Recorded data start

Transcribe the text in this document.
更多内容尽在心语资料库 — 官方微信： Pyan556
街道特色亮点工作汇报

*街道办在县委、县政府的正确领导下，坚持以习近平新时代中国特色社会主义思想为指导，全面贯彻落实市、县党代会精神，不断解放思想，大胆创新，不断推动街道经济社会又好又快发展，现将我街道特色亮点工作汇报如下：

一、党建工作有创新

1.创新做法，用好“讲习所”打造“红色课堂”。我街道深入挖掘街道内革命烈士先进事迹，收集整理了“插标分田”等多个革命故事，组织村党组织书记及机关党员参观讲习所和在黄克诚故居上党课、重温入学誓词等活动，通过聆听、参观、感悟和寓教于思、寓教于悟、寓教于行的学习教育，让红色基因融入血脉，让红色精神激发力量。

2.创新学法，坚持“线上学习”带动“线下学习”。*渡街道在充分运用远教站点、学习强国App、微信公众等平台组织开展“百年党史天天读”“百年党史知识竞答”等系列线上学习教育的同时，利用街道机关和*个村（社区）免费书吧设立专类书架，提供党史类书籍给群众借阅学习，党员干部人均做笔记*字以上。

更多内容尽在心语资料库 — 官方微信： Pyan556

Recorded data end
Recorded data start

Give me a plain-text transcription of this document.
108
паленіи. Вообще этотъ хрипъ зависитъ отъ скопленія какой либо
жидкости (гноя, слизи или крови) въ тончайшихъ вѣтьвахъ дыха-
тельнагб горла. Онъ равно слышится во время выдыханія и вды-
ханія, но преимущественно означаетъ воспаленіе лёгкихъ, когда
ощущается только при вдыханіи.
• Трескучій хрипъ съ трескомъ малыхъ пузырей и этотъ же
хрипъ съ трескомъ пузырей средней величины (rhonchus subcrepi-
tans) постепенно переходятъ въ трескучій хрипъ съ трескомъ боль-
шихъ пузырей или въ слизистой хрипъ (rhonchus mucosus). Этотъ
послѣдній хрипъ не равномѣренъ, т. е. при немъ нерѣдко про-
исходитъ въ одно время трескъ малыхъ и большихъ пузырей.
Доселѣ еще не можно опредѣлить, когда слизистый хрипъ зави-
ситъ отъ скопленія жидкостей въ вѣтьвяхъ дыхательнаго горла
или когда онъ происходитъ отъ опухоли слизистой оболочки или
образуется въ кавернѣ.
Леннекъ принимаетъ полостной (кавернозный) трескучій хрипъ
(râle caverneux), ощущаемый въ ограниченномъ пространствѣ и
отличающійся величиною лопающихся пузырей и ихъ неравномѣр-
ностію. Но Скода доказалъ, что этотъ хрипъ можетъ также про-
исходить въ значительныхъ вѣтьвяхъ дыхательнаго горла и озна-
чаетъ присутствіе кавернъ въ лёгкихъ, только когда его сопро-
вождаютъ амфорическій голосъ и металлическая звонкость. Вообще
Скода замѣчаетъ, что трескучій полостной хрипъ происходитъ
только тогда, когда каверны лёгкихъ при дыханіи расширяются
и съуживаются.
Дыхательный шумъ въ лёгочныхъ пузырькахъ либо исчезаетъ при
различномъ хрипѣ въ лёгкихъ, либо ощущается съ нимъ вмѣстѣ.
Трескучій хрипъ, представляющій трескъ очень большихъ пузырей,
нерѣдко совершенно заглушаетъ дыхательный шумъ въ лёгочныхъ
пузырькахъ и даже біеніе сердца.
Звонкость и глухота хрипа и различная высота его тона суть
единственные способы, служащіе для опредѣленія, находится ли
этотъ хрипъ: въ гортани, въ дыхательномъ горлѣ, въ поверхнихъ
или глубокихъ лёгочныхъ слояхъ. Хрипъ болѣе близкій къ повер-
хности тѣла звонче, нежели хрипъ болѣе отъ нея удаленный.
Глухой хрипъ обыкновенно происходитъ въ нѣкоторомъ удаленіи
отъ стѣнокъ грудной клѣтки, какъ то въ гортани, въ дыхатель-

Recorded data end
Recorded data start

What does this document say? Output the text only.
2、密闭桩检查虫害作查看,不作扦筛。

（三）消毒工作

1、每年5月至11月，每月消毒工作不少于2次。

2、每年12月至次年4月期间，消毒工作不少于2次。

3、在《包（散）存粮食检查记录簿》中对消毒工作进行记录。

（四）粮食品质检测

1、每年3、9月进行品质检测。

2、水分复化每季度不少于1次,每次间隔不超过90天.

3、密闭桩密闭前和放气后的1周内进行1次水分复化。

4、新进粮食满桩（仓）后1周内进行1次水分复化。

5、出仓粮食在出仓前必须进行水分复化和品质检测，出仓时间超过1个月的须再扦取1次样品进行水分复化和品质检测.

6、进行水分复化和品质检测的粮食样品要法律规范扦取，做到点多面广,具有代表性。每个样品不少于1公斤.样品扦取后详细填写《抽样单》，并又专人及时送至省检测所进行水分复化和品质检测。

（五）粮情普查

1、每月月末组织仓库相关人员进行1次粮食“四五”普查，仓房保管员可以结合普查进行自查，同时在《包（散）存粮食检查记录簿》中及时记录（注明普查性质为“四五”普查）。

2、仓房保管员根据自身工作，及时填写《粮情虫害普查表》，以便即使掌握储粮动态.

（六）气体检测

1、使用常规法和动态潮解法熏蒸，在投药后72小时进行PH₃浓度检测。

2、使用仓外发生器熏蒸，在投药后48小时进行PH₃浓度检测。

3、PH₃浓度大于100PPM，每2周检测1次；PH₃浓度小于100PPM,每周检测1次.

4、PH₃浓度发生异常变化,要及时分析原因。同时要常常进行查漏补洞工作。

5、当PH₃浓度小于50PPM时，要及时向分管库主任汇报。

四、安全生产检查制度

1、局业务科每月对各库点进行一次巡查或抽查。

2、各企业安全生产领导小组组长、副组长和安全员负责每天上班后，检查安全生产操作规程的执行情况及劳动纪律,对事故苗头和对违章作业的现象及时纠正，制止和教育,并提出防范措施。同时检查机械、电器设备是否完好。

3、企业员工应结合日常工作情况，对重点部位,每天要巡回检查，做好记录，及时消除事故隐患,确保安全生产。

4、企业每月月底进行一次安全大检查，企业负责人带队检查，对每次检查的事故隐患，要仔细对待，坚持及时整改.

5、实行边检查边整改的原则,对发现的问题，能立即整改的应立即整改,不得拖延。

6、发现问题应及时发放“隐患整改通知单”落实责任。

Recorded data end

◆ Written task: Identify each line in the records above that contains the word "Скода", and copy it out in full.

◆ Output below:
ностію. Но Скода доказалъ, что этотъ хрипъ можетъ также про-
Скода замѣчаетъ, что трескучій полостной хрипъ происходитъ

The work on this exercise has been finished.